Count each line in which the word "actions" appears. Reply with the total and nothing more.

• Part of a data file:
— START —
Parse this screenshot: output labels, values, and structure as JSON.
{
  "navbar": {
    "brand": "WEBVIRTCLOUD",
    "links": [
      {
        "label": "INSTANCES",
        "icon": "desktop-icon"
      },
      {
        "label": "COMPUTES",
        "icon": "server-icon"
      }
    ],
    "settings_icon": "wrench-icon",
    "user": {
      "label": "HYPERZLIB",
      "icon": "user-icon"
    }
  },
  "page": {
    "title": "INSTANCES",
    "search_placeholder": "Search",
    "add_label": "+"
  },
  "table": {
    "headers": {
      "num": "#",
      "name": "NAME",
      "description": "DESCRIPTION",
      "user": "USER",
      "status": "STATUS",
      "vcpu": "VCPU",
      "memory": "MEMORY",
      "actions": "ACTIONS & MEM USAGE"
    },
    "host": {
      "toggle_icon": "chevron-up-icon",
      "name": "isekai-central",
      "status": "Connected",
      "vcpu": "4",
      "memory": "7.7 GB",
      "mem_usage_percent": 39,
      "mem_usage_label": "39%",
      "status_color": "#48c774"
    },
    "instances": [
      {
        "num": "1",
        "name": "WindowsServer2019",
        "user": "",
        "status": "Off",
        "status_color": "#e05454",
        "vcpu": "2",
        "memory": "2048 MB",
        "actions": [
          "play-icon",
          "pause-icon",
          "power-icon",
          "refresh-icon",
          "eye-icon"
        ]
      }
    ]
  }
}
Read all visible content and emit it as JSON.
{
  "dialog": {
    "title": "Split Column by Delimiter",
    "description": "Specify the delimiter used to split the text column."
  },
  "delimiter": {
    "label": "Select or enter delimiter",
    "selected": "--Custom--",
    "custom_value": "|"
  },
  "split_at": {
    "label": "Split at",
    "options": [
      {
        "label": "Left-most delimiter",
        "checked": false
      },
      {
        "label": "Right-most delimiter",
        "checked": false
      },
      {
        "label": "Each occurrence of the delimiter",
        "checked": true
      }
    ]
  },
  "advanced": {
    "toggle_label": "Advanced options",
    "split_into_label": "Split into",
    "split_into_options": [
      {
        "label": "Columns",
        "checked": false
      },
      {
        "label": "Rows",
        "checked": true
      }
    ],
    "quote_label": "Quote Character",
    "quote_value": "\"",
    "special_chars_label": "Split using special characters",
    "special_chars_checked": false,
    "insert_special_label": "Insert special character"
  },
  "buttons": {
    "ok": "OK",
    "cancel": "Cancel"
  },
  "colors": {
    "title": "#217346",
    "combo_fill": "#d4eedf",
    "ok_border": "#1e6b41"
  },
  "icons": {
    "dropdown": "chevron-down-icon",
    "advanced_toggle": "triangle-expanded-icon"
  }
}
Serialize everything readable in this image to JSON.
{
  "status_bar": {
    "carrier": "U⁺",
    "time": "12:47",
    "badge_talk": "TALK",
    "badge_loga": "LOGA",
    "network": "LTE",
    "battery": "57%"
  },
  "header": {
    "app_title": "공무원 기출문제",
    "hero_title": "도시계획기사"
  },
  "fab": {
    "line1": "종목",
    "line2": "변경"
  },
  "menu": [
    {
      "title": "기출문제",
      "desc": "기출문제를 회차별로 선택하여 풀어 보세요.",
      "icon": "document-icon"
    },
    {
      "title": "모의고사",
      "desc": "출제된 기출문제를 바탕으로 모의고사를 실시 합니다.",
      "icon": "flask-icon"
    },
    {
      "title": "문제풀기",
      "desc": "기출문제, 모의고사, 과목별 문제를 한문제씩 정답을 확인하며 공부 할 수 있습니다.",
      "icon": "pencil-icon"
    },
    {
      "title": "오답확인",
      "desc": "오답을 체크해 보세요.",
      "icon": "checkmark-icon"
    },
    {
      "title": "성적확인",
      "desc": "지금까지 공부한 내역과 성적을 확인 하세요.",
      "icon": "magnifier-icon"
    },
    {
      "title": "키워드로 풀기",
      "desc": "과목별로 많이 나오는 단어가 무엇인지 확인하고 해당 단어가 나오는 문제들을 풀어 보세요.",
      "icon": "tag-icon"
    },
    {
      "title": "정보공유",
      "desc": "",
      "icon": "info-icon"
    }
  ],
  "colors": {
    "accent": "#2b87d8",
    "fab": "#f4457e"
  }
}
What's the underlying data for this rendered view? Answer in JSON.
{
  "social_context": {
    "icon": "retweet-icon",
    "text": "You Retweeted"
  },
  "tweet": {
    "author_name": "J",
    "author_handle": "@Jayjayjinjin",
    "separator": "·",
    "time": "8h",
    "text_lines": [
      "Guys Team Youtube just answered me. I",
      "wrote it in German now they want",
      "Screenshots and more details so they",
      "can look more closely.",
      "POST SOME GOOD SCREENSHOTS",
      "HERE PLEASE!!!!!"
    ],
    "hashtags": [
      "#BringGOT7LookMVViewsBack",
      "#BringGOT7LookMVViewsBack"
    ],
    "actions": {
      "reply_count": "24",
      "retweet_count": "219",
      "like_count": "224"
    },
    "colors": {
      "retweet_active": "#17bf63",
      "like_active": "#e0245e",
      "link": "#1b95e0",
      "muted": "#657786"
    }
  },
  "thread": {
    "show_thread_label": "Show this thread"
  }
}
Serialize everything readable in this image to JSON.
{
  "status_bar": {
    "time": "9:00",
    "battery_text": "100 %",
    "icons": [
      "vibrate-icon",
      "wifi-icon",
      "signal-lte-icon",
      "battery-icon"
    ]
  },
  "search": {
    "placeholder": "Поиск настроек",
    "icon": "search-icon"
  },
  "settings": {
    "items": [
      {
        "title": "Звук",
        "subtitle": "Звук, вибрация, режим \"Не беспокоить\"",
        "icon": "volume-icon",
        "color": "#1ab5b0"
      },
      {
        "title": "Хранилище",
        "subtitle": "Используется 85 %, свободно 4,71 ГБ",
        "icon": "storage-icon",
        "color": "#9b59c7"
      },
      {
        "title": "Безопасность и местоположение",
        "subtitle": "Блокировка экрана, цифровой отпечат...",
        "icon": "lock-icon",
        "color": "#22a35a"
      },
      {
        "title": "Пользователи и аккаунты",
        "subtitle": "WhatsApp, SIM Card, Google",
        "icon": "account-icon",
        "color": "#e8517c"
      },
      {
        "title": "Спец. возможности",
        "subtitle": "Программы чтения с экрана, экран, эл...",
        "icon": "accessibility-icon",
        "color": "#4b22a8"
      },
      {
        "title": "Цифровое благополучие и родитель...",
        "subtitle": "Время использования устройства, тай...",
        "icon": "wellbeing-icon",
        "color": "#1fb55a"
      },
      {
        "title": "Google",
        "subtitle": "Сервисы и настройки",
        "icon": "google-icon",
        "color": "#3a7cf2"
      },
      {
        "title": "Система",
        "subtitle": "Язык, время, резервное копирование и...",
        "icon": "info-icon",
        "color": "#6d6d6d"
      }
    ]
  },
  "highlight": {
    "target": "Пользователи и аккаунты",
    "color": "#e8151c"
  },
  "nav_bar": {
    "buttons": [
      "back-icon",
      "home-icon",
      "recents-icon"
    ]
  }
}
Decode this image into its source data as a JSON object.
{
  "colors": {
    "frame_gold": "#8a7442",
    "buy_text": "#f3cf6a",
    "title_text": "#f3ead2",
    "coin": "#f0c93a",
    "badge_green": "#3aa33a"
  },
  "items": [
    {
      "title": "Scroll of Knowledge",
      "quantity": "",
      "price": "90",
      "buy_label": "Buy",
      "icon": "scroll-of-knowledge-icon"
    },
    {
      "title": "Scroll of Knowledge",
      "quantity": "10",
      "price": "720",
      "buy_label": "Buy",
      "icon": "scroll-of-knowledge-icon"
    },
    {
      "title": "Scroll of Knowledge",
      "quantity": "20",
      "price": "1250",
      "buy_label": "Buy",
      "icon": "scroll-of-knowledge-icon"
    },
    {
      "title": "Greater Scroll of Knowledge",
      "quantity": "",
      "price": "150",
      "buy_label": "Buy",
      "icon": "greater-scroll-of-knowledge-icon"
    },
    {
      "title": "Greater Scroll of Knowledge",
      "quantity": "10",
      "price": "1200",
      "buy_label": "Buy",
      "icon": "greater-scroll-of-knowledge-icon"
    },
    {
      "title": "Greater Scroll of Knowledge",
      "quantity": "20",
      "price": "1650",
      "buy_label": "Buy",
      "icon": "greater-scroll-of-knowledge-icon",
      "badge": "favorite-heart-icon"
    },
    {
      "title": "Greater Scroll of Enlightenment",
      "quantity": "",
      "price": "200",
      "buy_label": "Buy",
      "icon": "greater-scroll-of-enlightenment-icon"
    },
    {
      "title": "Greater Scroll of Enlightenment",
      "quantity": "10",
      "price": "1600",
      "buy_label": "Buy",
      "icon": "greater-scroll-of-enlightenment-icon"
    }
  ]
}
— END —
• OUTPUT FOR THIS EXERCISE:
3